* _Work to complete_:
Go through the records line by line and work out how many lines hold the word "dewpt". Answer with the number only.

★ ★ ★ ★ ★ ★ ★

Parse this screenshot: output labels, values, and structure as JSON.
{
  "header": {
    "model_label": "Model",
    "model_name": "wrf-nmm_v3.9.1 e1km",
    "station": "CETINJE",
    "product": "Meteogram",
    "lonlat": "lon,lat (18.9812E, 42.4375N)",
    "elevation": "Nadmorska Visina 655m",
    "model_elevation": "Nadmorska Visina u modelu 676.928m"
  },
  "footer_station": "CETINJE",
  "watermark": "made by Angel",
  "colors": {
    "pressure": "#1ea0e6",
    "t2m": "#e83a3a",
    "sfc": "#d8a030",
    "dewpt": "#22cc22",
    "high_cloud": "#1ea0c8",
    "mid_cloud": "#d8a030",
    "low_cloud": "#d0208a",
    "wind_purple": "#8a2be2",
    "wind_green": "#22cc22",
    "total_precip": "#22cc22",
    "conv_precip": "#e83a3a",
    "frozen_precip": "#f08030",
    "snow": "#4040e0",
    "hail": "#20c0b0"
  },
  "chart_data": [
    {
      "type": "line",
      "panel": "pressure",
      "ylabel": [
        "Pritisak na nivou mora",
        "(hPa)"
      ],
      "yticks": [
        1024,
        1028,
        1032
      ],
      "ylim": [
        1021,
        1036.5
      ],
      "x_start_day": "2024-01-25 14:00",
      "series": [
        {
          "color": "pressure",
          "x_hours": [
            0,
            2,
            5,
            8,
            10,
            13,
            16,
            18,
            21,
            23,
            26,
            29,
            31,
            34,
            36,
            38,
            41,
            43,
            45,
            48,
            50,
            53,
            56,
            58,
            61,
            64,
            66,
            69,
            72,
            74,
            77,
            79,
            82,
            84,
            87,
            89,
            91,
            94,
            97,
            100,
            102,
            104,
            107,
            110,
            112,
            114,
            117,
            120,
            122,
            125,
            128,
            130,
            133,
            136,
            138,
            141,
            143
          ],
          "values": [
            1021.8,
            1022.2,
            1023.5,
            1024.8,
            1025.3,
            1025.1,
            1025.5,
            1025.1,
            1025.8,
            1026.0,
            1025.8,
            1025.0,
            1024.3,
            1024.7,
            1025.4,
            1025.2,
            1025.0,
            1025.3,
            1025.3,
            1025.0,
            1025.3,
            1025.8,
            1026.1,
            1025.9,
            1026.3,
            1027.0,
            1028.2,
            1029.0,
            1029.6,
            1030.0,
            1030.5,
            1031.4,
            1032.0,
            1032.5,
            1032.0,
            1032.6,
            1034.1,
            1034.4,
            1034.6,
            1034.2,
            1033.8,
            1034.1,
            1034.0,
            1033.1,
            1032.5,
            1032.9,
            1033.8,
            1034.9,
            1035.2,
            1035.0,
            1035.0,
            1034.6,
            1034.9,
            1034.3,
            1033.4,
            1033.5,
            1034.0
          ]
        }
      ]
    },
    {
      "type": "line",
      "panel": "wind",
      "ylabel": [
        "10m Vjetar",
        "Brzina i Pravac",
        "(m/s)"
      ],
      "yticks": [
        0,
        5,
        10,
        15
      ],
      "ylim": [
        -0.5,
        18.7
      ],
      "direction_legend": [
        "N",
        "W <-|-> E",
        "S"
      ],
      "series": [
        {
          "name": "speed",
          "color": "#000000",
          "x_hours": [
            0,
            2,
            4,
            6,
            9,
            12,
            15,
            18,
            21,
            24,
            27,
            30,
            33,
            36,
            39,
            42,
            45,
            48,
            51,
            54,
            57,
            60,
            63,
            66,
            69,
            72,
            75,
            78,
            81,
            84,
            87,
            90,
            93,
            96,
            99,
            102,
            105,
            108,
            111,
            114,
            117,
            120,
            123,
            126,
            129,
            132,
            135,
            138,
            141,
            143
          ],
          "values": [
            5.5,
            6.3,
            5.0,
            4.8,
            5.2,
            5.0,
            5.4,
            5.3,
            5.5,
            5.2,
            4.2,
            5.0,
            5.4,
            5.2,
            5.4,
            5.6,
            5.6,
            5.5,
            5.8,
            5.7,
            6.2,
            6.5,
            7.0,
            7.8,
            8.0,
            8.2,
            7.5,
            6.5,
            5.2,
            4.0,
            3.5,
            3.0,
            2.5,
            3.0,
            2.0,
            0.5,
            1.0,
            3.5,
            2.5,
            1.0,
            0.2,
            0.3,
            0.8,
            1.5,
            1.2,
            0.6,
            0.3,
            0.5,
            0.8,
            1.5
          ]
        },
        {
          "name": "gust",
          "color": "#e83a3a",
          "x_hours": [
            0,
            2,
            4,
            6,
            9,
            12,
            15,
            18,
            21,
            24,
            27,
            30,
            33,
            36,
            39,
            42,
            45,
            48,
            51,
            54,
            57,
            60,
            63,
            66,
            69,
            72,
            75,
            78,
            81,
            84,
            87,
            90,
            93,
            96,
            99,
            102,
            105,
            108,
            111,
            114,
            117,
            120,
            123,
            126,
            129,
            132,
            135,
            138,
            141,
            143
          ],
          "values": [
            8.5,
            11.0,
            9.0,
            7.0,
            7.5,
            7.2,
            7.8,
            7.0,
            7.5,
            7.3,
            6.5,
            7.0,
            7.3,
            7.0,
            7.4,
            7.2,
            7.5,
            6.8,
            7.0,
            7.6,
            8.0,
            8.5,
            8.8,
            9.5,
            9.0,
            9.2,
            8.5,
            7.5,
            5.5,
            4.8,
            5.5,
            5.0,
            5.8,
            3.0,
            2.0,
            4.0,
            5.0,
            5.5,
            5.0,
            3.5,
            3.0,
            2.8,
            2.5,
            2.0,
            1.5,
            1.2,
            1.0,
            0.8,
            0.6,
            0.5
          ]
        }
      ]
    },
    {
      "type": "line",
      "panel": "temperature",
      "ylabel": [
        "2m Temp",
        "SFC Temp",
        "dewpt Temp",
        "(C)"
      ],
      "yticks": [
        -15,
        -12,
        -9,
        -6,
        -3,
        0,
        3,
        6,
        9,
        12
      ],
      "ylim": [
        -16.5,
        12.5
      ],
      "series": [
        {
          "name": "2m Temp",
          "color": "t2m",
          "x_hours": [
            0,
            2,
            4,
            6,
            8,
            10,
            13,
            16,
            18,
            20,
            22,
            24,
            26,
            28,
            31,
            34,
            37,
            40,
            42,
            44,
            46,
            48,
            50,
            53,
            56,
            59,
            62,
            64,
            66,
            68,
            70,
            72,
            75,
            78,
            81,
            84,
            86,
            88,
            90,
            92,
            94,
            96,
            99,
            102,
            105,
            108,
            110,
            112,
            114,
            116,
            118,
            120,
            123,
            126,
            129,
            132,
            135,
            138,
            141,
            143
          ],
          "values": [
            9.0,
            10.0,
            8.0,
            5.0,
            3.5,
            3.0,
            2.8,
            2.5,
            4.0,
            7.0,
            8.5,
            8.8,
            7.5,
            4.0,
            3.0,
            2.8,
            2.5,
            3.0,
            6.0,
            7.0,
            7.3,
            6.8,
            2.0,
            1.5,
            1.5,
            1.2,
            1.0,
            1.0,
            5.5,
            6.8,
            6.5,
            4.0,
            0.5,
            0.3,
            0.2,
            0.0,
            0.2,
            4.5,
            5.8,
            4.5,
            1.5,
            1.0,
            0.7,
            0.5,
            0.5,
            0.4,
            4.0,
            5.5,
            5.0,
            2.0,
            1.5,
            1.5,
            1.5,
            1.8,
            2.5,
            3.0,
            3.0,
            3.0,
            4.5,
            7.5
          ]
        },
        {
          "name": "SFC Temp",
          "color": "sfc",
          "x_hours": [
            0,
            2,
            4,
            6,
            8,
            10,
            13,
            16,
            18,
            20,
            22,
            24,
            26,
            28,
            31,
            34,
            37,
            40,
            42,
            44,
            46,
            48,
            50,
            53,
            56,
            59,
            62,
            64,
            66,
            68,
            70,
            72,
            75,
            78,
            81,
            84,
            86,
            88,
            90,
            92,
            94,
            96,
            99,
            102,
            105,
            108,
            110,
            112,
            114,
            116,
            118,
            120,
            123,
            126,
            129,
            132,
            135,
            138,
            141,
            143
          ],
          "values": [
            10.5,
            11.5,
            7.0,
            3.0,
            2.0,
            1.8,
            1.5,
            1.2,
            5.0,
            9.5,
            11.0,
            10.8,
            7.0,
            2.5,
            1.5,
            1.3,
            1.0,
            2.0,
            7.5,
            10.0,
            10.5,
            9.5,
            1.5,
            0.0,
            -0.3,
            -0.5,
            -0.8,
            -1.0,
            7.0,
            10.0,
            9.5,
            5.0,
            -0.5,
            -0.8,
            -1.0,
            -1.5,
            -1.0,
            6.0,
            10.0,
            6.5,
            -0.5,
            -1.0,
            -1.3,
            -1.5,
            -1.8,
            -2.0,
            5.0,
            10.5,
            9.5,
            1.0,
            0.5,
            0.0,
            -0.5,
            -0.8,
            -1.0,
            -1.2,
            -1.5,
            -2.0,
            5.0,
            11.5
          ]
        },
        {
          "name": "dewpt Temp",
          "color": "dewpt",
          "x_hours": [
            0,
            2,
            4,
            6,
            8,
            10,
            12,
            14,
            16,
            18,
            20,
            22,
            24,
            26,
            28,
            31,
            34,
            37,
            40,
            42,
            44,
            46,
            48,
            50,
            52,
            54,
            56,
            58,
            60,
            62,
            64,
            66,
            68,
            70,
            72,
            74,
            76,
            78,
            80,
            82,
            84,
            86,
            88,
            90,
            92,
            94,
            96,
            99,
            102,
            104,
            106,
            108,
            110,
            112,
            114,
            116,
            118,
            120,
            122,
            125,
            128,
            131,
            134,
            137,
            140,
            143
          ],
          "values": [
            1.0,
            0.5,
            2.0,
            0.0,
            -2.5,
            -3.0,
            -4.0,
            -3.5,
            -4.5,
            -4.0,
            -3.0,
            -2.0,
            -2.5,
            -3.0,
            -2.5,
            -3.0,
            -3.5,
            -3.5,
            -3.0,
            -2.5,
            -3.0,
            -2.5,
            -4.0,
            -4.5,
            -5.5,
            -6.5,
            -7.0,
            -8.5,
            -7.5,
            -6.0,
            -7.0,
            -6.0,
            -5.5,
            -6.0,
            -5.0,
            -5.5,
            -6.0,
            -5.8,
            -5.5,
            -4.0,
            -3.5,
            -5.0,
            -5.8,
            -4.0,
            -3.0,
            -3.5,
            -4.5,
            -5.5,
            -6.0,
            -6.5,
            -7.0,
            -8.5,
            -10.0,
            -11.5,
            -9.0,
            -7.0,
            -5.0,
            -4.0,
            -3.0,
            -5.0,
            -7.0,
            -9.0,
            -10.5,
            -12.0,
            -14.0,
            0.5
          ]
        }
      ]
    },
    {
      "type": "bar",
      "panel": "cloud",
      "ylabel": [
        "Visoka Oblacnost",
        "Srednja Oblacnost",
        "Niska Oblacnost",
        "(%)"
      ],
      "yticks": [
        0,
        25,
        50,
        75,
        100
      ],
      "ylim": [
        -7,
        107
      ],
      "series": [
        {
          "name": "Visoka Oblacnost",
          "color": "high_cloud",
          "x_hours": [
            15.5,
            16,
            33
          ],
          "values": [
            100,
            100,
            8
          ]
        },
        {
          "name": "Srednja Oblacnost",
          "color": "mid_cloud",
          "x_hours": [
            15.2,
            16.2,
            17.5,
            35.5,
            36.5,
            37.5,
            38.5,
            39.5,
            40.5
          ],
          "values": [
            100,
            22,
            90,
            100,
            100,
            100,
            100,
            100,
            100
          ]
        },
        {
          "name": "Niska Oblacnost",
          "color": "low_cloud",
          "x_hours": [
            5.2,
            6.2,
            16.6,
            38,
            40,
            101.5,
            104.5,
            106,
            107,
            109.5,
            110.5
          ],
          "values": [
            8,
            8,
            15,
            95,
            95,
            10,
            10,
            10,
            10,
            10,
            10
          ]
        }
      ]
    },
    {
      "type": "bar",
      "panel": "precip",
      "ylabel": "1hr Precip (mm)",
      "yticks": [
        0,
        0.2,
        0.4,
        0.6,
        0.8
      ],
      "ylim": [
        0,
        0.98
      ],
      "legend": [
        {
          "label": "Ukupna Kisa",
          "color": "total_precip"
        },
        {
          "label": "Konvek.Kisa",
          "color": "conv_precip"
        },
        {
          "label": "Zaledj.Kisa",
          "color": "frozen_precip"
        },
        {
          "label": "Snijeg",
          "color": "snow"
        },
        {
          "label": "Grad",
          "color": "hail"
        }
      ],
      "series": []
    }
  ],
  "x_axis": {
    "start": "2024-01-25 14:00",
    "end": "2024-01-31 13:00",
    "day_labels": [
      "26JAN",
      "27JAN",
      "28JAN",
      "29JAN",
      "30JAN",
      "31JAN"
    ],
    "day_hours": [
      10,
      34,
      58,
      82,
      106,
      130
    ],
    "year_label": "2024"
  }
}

★ ★ ★ ★ ★ ★ ★

* _Solution_:
4